_TEXT EXCERPT:_
--------

The Beheshtabad Watershed is located in the Chaharmahal-e-Bakhtiari Province, Iran, between 31° 50′ 36″N and 32° 34′ 16″ N latitude and 51°26′ 57″ E and 59° 21′ 51″ E longitude (Fig. 1). It covers an area of approximately 2321 km2. The topographical elevation of the study area varies between 1660 m and 3560 m above sea level (a.s.l.). The mean annual point precipitation is recorded as 618.8 mm in the weather station (Mojiri and Zarei 2006). Based on the geological survey of Iran (GSI 1997), 49 % of the lithology covering the study area falls within the units described as A including low level pediment fan and valley terraces deposit. Most of the area (66.26 %) is covered by rangeland/pasture land use types. Exploitation of groundwater resources in this area includes use of qanats, springs, and deep and semi-deep wells. The average spring discharge is approximately 4 gal per second in the study area. The general trend of groundwater flow is from the north of the basin to the south of the plain, and the general topographic gradient of the plain is north to south.

Fig. 1
figure 1

Location of the study area in the Charmahal-e-Bakhtiari Province and spring locations with digital elevation model (DEM) map of the study area

3 Methods

3.1 Spring Characteristics

In total, 1425 springs were detected in Beheshtabad Watershed and was mapped at 1:50,000-scale (Fig. 1). By randomly partition (Oh et al. 2011; Ozdemir 2011a), 998 (70 %) of the spring locations were used for groundwater potential mapping and 427 (30 %) cases were used for validation aims.

3.2 Groundwater Conditioning Factors

Various thematic data layers such as slope angle, slope aspect, altitude, plan curvature, profile curvature, LS, SPI, TWI, distance from rivers, distance from faults, river density, fault density, lithology, and land use were prepared in GIS environment and applied for this study.

The digital elevation model (DEM) was created from the 1:50,000-scale topographic maps in 20 m resolution. Groundwater conditioning-factors such as slope angle, slope aspect, and altitude were prepared using DEM in ArcGIS 9.3 and represented in Fig. 2a–c.

Fig. 2
figure 2figure 2figure 2figure 2

Groundwater effective factors maps of the study area; a slope degree, b slope aspect, c altitude, d plan curvature, e profile curvature, f slope length, g stream power index, h topographic wetness index, i distance from rivers, j distance from faults, k drainage density, l fault density, m landuse, n lithology

Plan curvature can be used to describe the divergence and convergence of flow and to be discriminate between watersheds, and hollows channelized by a 0th order hydraulic network (Fig. 2d). Profile curvature represents the rate at which the slope gradient changes in the direction of maximum slope (Catani et al. 2013) (Fig. 2e).

Slope-length (Eq. 1) is the combination of the slope steepness (S) and slope length (L) which is calculated by Moore and Burch (1986) (Fig. 2f).

$$ \mathrm{L}\mathrm{S}={\left(\frac{\mathrm{Bs}}{22.13}\right)}^{0.6}{\left(\frac{ \sin\ \upalpha}{0.0896}\right)}^{1.3} $$
(1)

where, α is the local slope gradient measured in degree and Bs is the specific catchment area (m2).

The SPI (Fig. 2g) is defined by Moore et al. (1991) as:

$$ SPI={B}_s* \tan \alpha $$
(2)

The TWI (Fig. 2h) is defined as ln (A/tanβ), where A is upslope contributing area (or flow accumulation) and β is the slope angle (Beven and Kirkby 1979).

--------

_PROVIDED MATERIAL:_
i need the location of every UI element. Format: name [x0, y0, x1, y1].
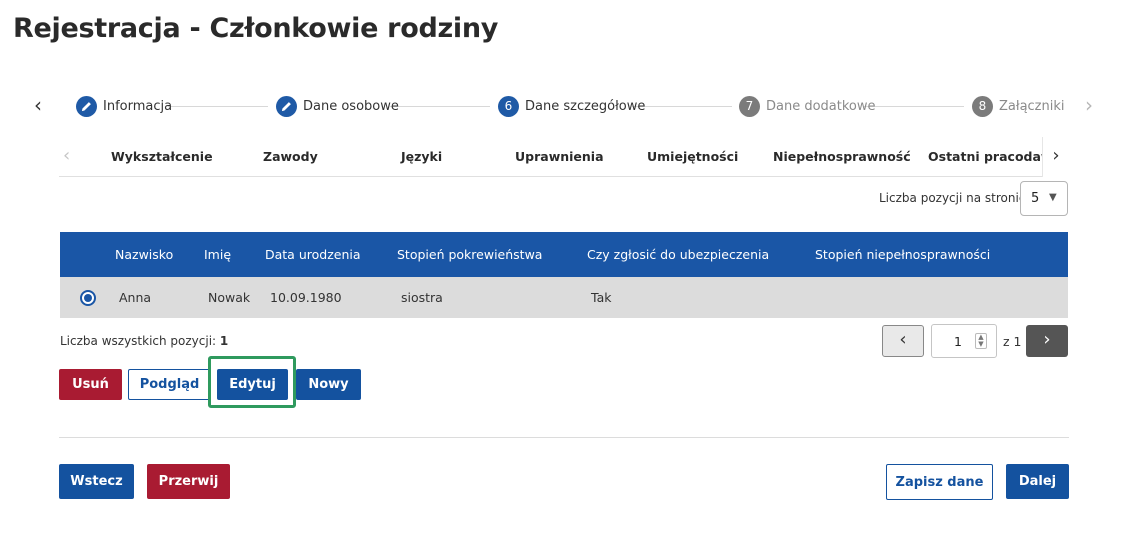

--------

_THINGS TO DO:_
1 – From the groundwater study excerpt, copy everything from "3.2 Groundwater Conditioning" down to "represented in Fig. 2a–c." without any changes.
2 – According to the groundwater study excerpt, what share of the area is covered by rangeland/pasture land use types?
3 – Write what comes next in the groundwater study excerpt, picking up after its final sentence.

_SET OF ANSWERS:_
1 –
3.2 Groundwater Conditioning Factors

Various thematic data layers such as slope angle, slope aspect, altitude, plan curvature, profile curvature, LS, SPI, TWI, distance from rivers, distance from faults, river density, fault density, lithology, and land use were prepared in GIS environment and applied for this study.

The digital elevation model (DEM) was created from the 1:50,000-scale topographic maps in 20 m resolution. Groundwater conditioning-factors such as slope angle, slope aspect, and altitude were prepared using DEM in ArcGIS 9.3 and represented in Fig. 2a–c.

2 – 66.26 %

3 –
Distance from rivers and drainage density maps were created using topographic maps, whereas, distance from faults and fault density maps were calculated using a geological map. Distance from rivers and faults layers were classified into five classes with 100 and 250 m intervals, respectively (Fig. 2i–j). But drainage density and fault density maps (Fig. 2k–l) were classified using the natural break method into four classes.

The landuse map was prepared using Landsat 7/ETM+ images for 2010 based on the supervised classification method and maximum likelihood algorithm. These landuse types are agriculture, residential area, orchard, and rangeland types (Fig. 2m).

The lithology map was digitized using a 1:100,000-scale geological map in the ArcGIS 9.3. The study area is covered by various types of lithological formations and was classified into thirteen classes such as: A to M, respectively. The low-level piedmont fan and valley terraces deposit (A) covers about 45.83 % of the study area. The general geological setting of the area is shown in Fig. 2n. Class B represents Low weathering grey marls alternating with bands of more resistant shelly limestone. Class C refers to Pale-red, polygenic conglomerate, and sandstone. Class D is undifferentiated metamorphic rocks, including phillite, meta-volcanics, calcschist and crystalized limestone. Class E represents cream to brown-weathering, feature- forming, well- jointed limestone with intercalations of shale. Class F is grey, thick-bedded, o’olitic, fetid limestone. Class G represents grey, thick-bedded to massive orbitolina limestone. Class H is high level piedmont fan and valley terraces deposits and class I is marl and calcareous shale with intercalations of limestone. Class J refers to polymictic conglomerate and sandstone. Class K is undivided Bangestan Group, mainly limestone and shale, Albian to Companian. Class L represents undivided Eocene rock and class M is unconsolidated wind-blown sand deposits and back shore sand dunes.

3.3 Application of Models

3.3.1 Boosted Regression Tree (BRT)

BRT, also called stochastic gradient boosting (Elith et al. 2006), combines classification and regression trees with the gradient boosting algorithm (Friedman 2001). Boosting is a machine learning technique similar to model averaging, where the results of several competing models are combined. Unlike model averaging, boosting uses a forward, stage-wise procedure, where tree models are fitted interactively to a subset of the training data. Subsets of the training data were implemented at each iteration of the model fitting are randomly selected without replacement, where the proportion of the training data used is determined by the modeler, the “bag fraction” parameter. This procedure introduces an element of stochastic that improves model accuracy and reduces over fitting (Elith et al. 2008).

3.3.2 Classification and Regression Tree (CART)

CART is a popular machine learning and non-parametric regression technique (Breiman et al. 1984). The CART grows a decision tree based on a binary partitioning algorithm, that recursively splits the data until groups is either homogeneous or contained fewer observations than a user-defined threshold (Aertsen et al. 2010). Regression trees are insensitive to outliers, and can accommodate missing data in predictor factors using surrogates (Breiman et al. 1984).

3.3.3 Random Forest (RF)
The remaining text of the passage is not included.